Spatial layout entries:
'''
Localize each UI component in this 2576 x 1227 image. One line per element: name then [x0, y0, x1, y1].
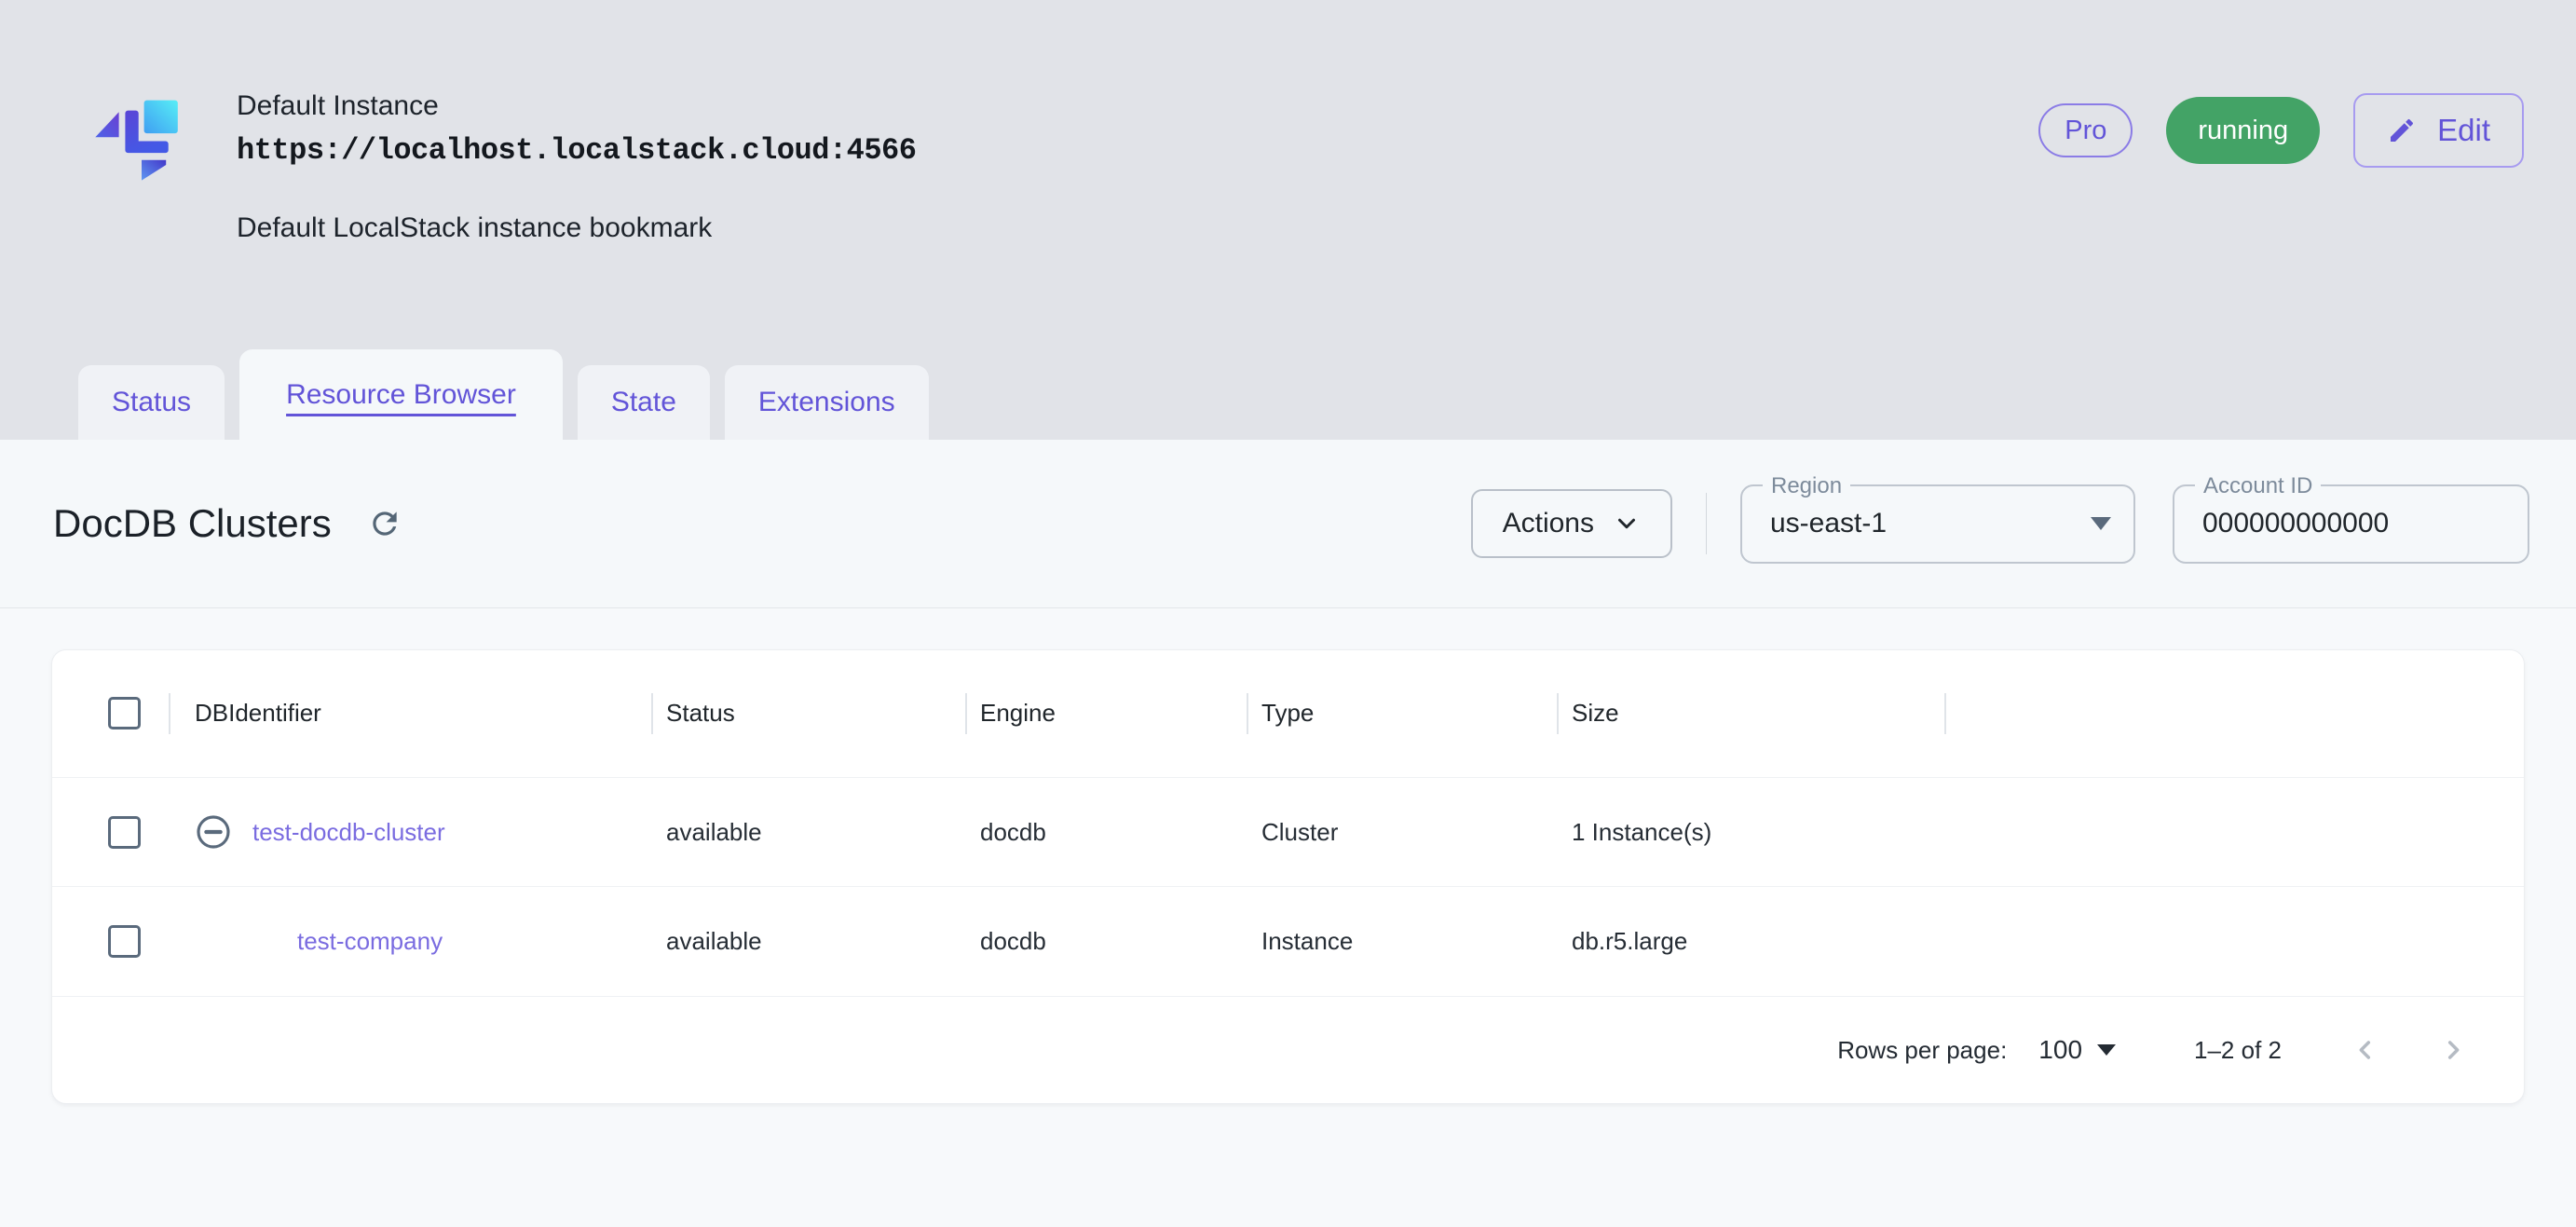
instance-link[interactable]: test-company — [297, 927, 443, 956]
region-value: us-east-1 — [1770, 508, 1888, 539]
dbidentifier-cell: test-company — [169, 927, 651, 956]
tab-bar: Status Resource Browser State Extensions — [78, 349, 929, 440]
arrow-drop-down-icon — [2097, 1044, 2117, 1057]
status-badge-label: running — [2198, 115, 2289, 145]
localstack-logo — [95, 100, 178, 181]
type-cell: Instance — [1261, 927, 1354, 956]
column-header-dbidentifier[interactable]: DBIdentifier — [169, 699, 651, 728]
type-cell: Cluster — [1261, 817, 1339, 846]
header-checkbox-cell — [52, 697, 169, 730]
edit-button-label: Edit — [2437, 113, 2490, 147]
edit-button[interactable]: Edit — [2353, 93, 2524, 168]
chevron-down-icon — [1618, 518, 1635, 529]
actions-button[interactable]: Actions — [1470, 489, 1672, 558]
row-checkbox-cell — [52, 815, 169, 849]
column-header-status[interactable]: Status — [651, 699, 965, 728]
status-cell: available — [666, 817, 762, 846]
column-header-engine[interactable]: Engine — [965, 699, 1247, 728]
tab-status[interactable]: Status — [78, 365, 225, 440]
next-page-button[interactable] — [2438, 1035, 2468, 1065]
pagination-range: 1–2 of 2 — [2194, 1035, 2282, 1064]
select-all-checkbox[interactable] — [108, 697, 141, 730]
account-id-value: 000000000000 — [2202, 508, 2390, 539]
table-pagination: Rows per page: 100 1–2 of 2 — [52, 996, 2524, 1103]
size-cell: db.r5.large — [1572, 927, 1688, 956]
engine-cell: docdb — [980, 817, 1046, 846]
instance-actions: Pro running Edit — [2038, 92, 2524, 169]
resource-toolbar: DocDB Clusters Actions Region us-east-1 … — [0, 440, 2576, 608]
previous-page-button[interactable] — [2351, 1035, 2380, 1065]
clusters-table-card: DBIdentifier Status Engine Type Size tes… — [51, 649, 2525, 1104]
chevron-left-icon — [2359, 1041, 2371, 1059]
instance-url: https://localhost.localstack.cloud:4566 — [237, 132, 917, 168]
refresh-button[interactable] — [363, 502, 406, 545]
tab-extensions[interactable]: Extensions — [724, 365, 929, 440]
pager — [2351, 1035, 2468, 1065]
pencil-icon — [2391, 118, 2414, 142]
rows-per-page-value: 100 — [2038, 1035, 2083, 1065]
account-id-field[interactable]: Account ID 000000000000 — [2173, 472, 2529, 564]
instance-name: Default Instance — [237, 90, 439, 121]
pro-badge-label: Pro — [2065, 115, 2107, 145]
rows-per-page-select[interactable]: 100 — [2038, 1035, 2117, 1065]
size-cell: 1 Instance(s) — [1572, 817, 1712, 846]
table-row: test-company available docdb Instance db… — [52, 886, 2524, 996]
column-header-size[interactable]: Size — [1557, 699, 1944, 728]
table-row: test-docdb-cluster available docdb Clust… — [52, 776, 2524, 887]
row-checkbox[interactable] — [108, 925, 141, 959]
chevron-right-icon — [2447, 1041, 2460, 1059]
cluster-link[interactable]: test-docdb-cluster — [252, 818, 445, 847]
column-header-type[interactable]: Type — [1247, 699, 1557, 728]
instance-header: Default Instance https://localhost.local… — [0, 0, 2576, 440]
minus-circle-icon — [197, 815, 230, 849]
status-badge: running — [2166, 97, 2321, 164]
column-header-empty — [1944, 650, 2524, 777]
status-cell: available — [666, 927, 762, 956]
collapse-row-button[interactable] — [195, 813, 232, 851]
tab-resource-browser[interactable]: Resource Browser — [239, 349, 563, 440]
toolbar-divider — [1706, 493, 1707, 554]
region-label: Region — [1763, 472, 1851, 499]
refresh-icon — [373, 511, 397, 536]
row-checkbox[interactable] — [108, 815, 141, 849]
actions-button-label: Actions — [1502, 508, 1594, 539]
row-checkbox-cell — [52, 925, 169, 959]
rows-per-page-label: Rows per page: — [1837, 1035, 2008, 1064]
pro-badge: Pro — [2038, 103, 2133, 157]
toolbar-controls: Actions Region us-east-1 Account ID 0000… — [1470, 472, 2529, 564]
region-select[interactable]: Region us-east-1 — [1740, 472, 2135, 564]
table-header-row: DBIdentifier Status Engine Type Size — [52, 650, 2524, 777]
dbidentifier-cell: test-docdb-cluster — [169, 813, 651, 851]
page-title: DocDB Clusters — [53, 501, 332, 545]
tab-state[interactable]: State — [577, 365, 710, 440]
instance-description: Default LocalStack instance bookmark — [237, 211, 713, 243]
arrow-drop-down-icon — [2091, 517, 2111, 530]
account-id-label: Account ID — [2195, 472, 2322, 499]
resource-content: DBIdentifier Status Engine Type Size tes… — [0, 608, 2576, 1104]
engine-cell: docdb — [980, 927, 1046, 956]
'''
EXERCISE DETAILS
Write out the records again with every "test-company" swapped for "demo-company", keeping everything else the same. Don't include the pictures.

RESPONSE TO THIS TASK
Localize each UI component in this 2576 x 1227 image. One line per element: name then [x0, y0, x1, y1].
instance-link[interactable]: demo-company — [297, 927, 443, 956]
region-value: us-east-1 — [1770, 508, 1888, 539]
dbidentifier-cell: demo-company — [169, 927, 651, 956]
tab-bar: Status Resource Browser State Extensions — [78, 349, 929, 440]
arrow-drop-down-icon — [2097, 1044, 2117, 1057]
status-badge-label: running — [2198, 115, 2289, 145]
localstack-logo — [95, 100, 178, 181]
type-cell: Instance — [1261, 927, 1354, 956]
column-header-dbidentifier[interactable]: DBIdentifier — [169, 699, 651, 728]
type-cell: Cluster — [1261, 817, 1339, 846]
header-checkbox-cell — [52, 697, 169, 730]
edit-button-label: Edit — [2437, 113, 2490, 147]
edit-button[interactable]: Edit — [2353, 93, 2524, 168]
chevron-down-icon — [1618, 518, 1635, 529]
actions-button[interactable]: Actions — [1470, 489, 1672, 558]
row-checkbox-cell — [52, 815, 169, 849]
column-header-status[interactable]: Status — [651, 699, 965, 728]
status-cell: available — [666, 817, 762, 846]
column-header-engine[interactable]: Engine — [965, 699, 1247, 728]
tab-status[interactable]: Status — [78, 365, 225, 440]
next-page-button[interactable] — [2438, 1035, 2468, 1065]
pagination-range: 1–2 of 2 — [2194, 1035, 2282, 1064]
select-all-checkbox[interactable] — [108, 697, 141, 730]
account-id-value: 000000000000 — [2202, 508, 2390, 539]
table-pagination: Rows per page: 100 1–2 of 2 — [52, 996, 2524, 1103]
size-cell: db.r5.large — [1572, 927, 1688, 956]
engine-cell: docdb — [980, 817, 1046, 846]
instance-actions: Pro running Edit — [2038, 92, 2524, 169]
resource-toolbar: DocDB Clusters Actions Region us-east-1 … — [0, 440, 2576, 608]
previous-page-button[interactable] — [2351, 1035, 2380, 1065]
clusters-table-card: DBIdentifier Status Engine Type Size tes… — [51, 649, 2525, 1104]
chevron-left-icon — [2359, 1041, 2371, 1059]
instance-url: https://localhost.localstack.cloud:4566 — [237, 132, 917, 168]
refresh-button[interactable] — [363, 502, 406, 545]
tab-extensions[interactable]: Extensions — [724, 365, 929, 440]
pager — [2351, 1035, 2468, 1065]
pencil-icon — [2391, 118, 2414, 142]
rows-per-page-value: 100 — [2038, 1035, 2083, 1065]
account-id-field[interactable]: Account ID 000000000000 — [2173, 472, 2529, 564]
instance-name: Default Instance — [237, 90, 439, 121]
pro-badge-label: Pro — [2065, 115, 2107, 145]
rows-per-page-select[interactable]: 100 — [2038, 1035, 2117, 1065]
size-cell: 1 Instance(s) — [1572, 817, 1712, 846]
table-row: demo-company available docdb Instance db… — [52, 886, 2524, 996]
column-header-size[interactable]: Size — [1557, 699, 1944, 728]
table-row: test-docdb-cluster available docdb Clust… — [52, 776, 2524, 887]
row-checkbox[interactable] — [108, 925, 141, 959]
chevron-right-icon — [2447, 1041, 2460, 1059]
cluster-link[interactable]: test-docdb-cluster — [252, 818, 445, 847]
column-header-type[interactable]: Type — [1247, 699, 1557, 728]
instance-header: Default Instance https://localhost.local… — [0, 0, 2576, 440]
minus-circle-icon — [197, 815, 230, 849]
status-badge: running — [2166, 97, 2321, 164]
column-header-empty — [1944, 650, 2524, 777]
status-cell: available — [666, 927, 762, 956]
collapse-row-button[interactable] — [195, 813, 232, 851]
tab-resource-browser[interactable]: Resource Browser — [239, 349, 563, 440]
toolbar-divider — [1706, 493, 1707, 554]
region-label: Region — [1763, 472, 1851, 499]
refresh-icon — [373, 511, 397, 536]
row-checkbox[interactable] — [108, 815, 141, 849]
actions-button-label: Actions — [1502, 508, 1594, 539]
row-checkbox-cell — [52, 925, 169, 959]
rows-per-page-label: Rows per page: — [1837, 1035, 2008, 1064]
pro-badge: Pro — [2038, 103, 2133, 157]
toolbar-controls: Actions Region us-east-1 Account ID 0000… — [1470, 472, 2529, 564]
region-select[interactable]: Region us-east-1 — [1740, 472, 2135, 564]
table-header-row: DBIdentifier Status Engine Type Size — [52, 650, 2524, 777]
dbidentifier-cell: test-docdb-cluster — [169, 813, 651, 851]
page-title: DocDB Clusters — [53, 501, 332, 545]
tab-state[interactable]: State — [577, 365, 710, 440]
instance-description: Default LocalStack instance bookmark — [237, 211, 713, 243]
arrow-drop-down-icon — [2091, 517, 2111, 530]
account-id-label: Account ID — [2195, 472, 2322, 499]
resource-content: DBIdentifier Status Engine Type Size tes… — [0, 608, 2576, 1104]
engine-cell: docdb — [980, 927, 1046, 956]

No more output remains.